Leave out the pictures and transcribe the rest of the records exactly.
** START OF MATERIAL TO PROCESS **
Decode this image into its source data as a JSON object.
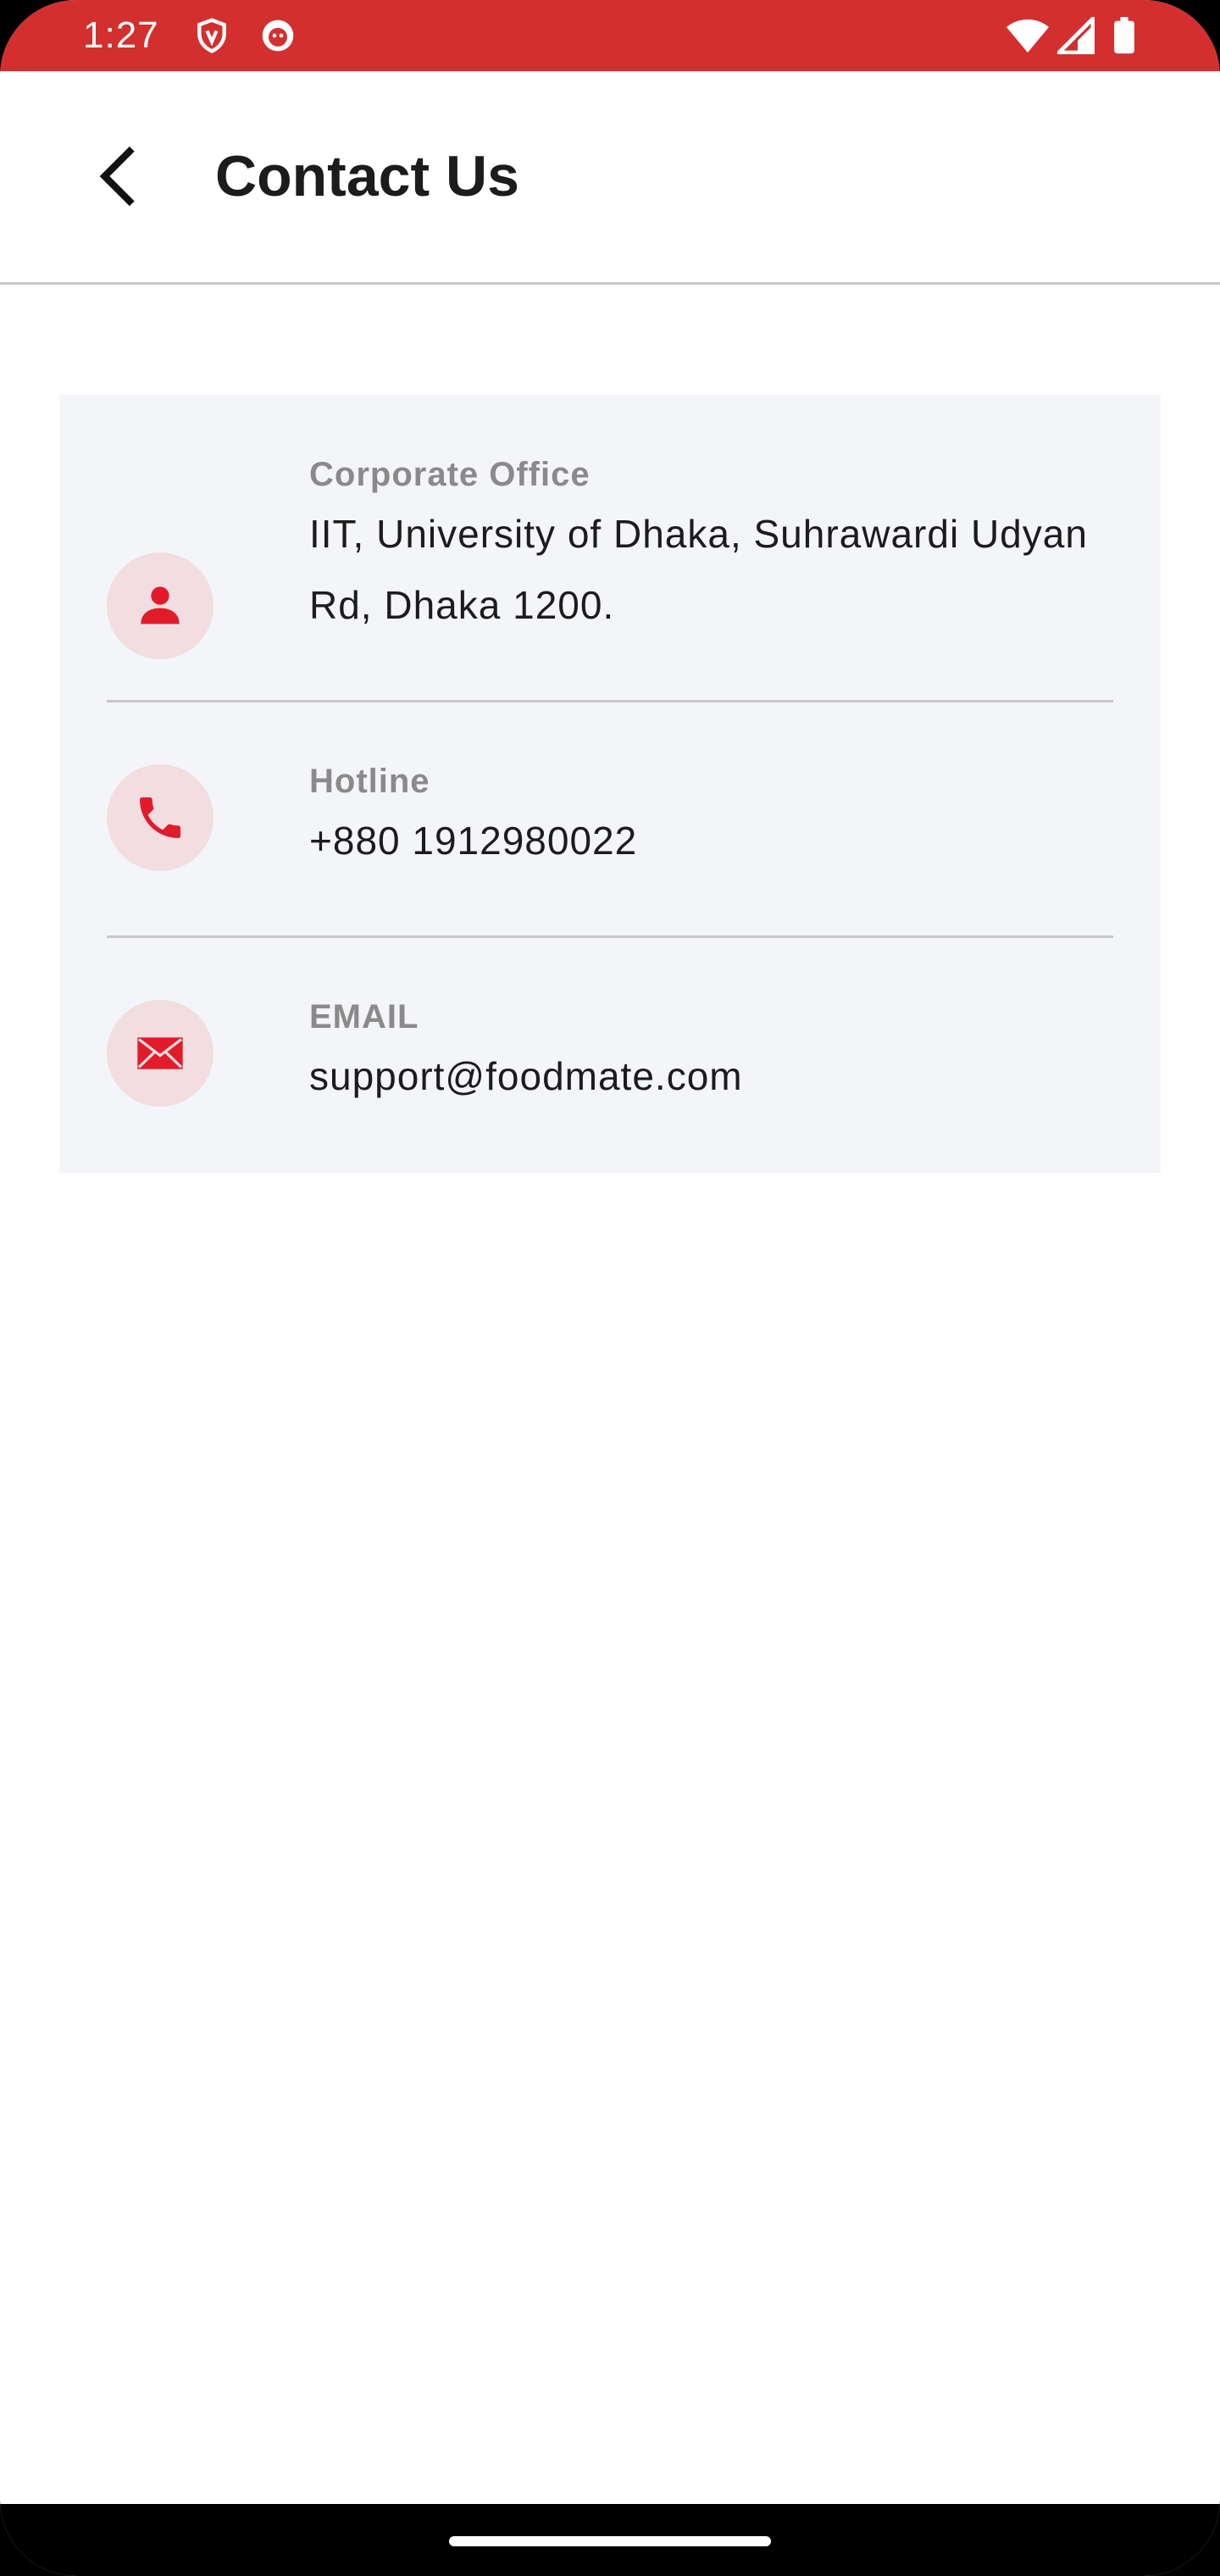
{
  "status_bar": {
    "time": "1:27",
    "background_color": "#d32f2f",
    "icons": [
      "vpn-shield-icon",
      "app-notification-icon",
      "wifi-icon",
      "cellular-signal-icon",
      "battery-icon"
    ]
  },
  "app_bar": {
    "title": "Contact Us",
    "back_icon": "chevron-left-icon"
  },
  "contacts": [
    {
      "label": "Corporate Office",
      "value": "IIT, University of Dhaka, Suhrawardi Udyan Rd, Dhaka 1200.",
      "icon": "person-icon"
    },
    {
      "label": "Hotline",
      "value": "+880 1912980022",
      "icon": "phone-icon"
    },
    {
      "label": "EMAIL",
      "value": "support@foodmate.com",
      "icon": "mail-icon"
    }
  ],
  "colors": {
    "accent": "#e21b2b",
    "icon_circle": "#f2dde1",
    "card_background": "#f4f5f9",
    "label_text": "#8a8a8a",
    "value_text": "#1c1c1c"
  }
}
** END OF MATERIAL TO PROCESS **
#### ANSWER BELOW
Decode this image into its source data as a JSON object.
{
  "status_bar": {
    "time": "1:27",
    "background_color": "#d32f2f",
    "icons": [
      "vpn-shield-icon",
      "app-notification-icon",
      "wifi-icon",
      "cellular-signal-icon",
      "battery-icon"
    ]
  },
  "app_bar": {
    "title": "Contact Us",
    "back_icon": "chevron-left-icon"
  },
  "contacts": [
    {
      "label": "Corporate Office",
      "value": "IIT, University of Dhaka, Suhrawardi Udyan Rd, Dhaka 1200.",
      "icon": "person-icon"
    },
    {
      "label": "Hotline",
      "value": "+880 1912980022",
      "icon": "phone-icon"
    },
    {
      "label": "EMAIL",
      "value": "support@foodmate.com",
      "icon": "mail-icon"
    }
  ],
  "colors": {
    "accent": "#e21b2b",
    "icon_circle": "#f2dde1",
    "card_background": "#f4f5f9",
    "label_text": "#8a8a8a",
    "value_text": "#1c1c1c"
  }
}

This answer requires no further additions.